* Short problem
Collect from the data below each line with "icon".

Dataset rows
***

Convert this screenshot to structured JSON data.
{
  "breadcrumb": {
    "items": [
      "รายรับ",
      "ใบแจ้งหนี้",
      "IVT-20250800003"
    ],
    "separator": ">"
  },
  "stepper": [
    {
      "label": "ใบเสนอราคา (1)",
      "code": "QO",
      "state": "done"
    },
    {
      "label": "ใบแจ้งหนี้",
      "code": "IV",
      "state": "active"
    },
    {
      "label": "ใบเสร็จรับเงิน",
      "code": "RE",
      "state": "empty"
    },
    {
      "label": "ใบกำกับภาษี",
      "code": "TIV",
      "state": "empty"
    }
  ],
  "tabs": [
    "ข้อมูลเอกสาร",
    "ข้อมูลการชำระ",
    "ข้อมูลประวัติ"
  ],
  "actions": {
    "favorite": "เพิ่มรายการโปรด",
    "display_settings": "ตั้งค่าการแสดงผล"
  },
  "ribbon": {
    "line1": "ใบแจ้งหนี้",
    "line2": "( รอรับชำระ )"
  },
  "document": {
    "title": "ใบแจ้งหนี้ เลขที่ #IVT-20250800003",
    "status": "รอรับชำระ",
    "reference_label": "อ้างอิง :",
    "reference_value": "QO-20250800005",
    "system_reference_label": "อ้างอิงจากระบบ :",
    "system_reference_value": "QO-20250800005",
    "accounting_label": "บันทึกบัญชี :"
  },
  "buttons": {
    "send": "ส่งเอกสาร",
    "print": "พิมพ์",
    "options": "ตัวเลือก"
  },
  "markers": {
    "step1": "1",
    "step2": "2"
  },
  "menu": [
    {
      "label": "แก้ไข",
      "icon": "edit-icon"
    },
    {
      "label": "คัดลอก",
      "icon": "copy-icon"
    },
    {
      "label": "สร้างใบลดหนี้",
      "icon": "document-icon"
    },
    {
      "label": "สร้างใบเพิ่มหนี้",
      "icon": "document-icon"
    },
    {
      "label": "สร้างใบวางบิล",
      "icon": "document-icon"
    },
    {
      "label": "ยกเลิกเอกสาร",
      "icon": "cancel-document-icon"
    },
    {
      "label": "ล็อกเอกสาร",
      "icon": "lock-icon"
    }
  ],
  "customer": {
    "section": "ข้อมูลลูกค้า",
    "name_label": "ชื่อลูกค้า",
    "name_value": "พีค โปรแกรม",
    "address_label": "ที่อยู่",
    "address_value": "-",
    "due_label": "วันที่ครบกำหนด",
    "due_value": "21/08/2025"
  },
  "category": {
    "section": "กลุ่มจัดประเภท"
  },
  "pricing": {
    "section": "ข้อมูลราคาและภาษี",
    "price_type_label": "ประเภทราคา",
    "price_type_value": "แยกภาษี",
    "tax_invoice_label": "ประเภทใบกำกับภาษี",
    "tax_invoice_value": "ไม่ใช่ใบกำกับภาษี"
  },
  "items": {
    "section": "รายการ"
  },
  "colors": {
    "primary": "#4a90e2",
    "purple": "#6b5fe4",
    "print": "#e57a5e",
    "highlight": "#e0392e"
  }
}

***

* The solution
      "icon": "edit-icon"
      "icon": "copy-icon"
      "icon": "document-icon"
      "icon": "document-icon"
      "icon": "document-icon"
      "icon": "cancel-document-icon"
      "icon": "lock-icon"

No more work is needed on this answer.